(Image element box records)
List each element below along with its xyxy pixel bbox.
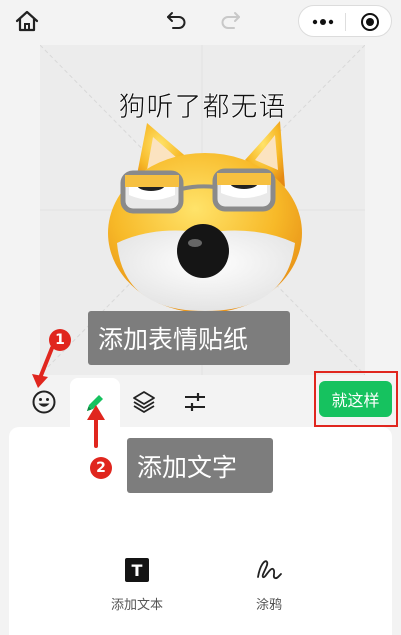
add-text-label[interactable]: 添加文本	[100, 594, 174, 613]
redo-icon[interactable]	[217, 8, 243, 32]
arrow-to-pen-icon	[87, 405, 105, 448]
done-button[interactable]: 就这样	[319, 381, 392, 417]
sticker-hint-callout: 添加表情贴纸	[88, 311, 290, 365]
scribble-icon[interactable]	[254, 555, 284, 583]
add-text-icon[interactable]: T	[125, 558, 149, 582]
undo-icon[interactable]	[164, 8, 190, 32]
more-dots-icon[interactable]	[311, 15, 335, 29]
smile-icon[interactable]	[31, 389, 57, 415]
adjust-icon[interactable]	[182, 389, 208, 415]
layers-icon[interactable]	[131, 389, 157, 415]
arrow-to-sticker-icon	[32, 346, 54, 388]
text-hint-label: 添加文字	[137, 452, 238, 482]
shiba-emoji-sticker[interactable]	[95, 115, 315, 315]
text-hint-callout: 添加文字	[127, 438, 273, 493]
scribble-label[interactable]: 涂鸦	[234, 594, 304, 613]
capsule-divider	[345, 13, 346, 31]
sticker-hint-label: 添加表情贴纸	[98, 325, 249, 354]
target-close-icon[interactable]	[360, 12, 380, 32]
home-icon[interactable]	[14, 9, 40, 33]
step-2-badge: 2	[90, 457, 112, 479]
miniprogram-capsule	[298, 5, 392, 37]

• **AIM**
Reproduce the lines of the records verbatim, beginning with the line containing "594, 174, 613]" and continuing through the line containing "558, 149, 582]".

• **EXERCISE SOLUTION**
add-text-label[interactable]: 添加文本	[100, 594, 174, 613]
redo-icon[interactable]	[217, 8, 243, 32]
arrow-to-pen-icon	[87, 405, 105, 448]
done-button[interactable]: 就这样	[319, 381, 392, 417]
sticker-hint-callout: 添加表情贴纸	[88, 311, 290, 365]
scribble-icon[interactable]	[254, 555, 284, 583]
add-text-icon[interactable]: T	[125, 558, 149, 582]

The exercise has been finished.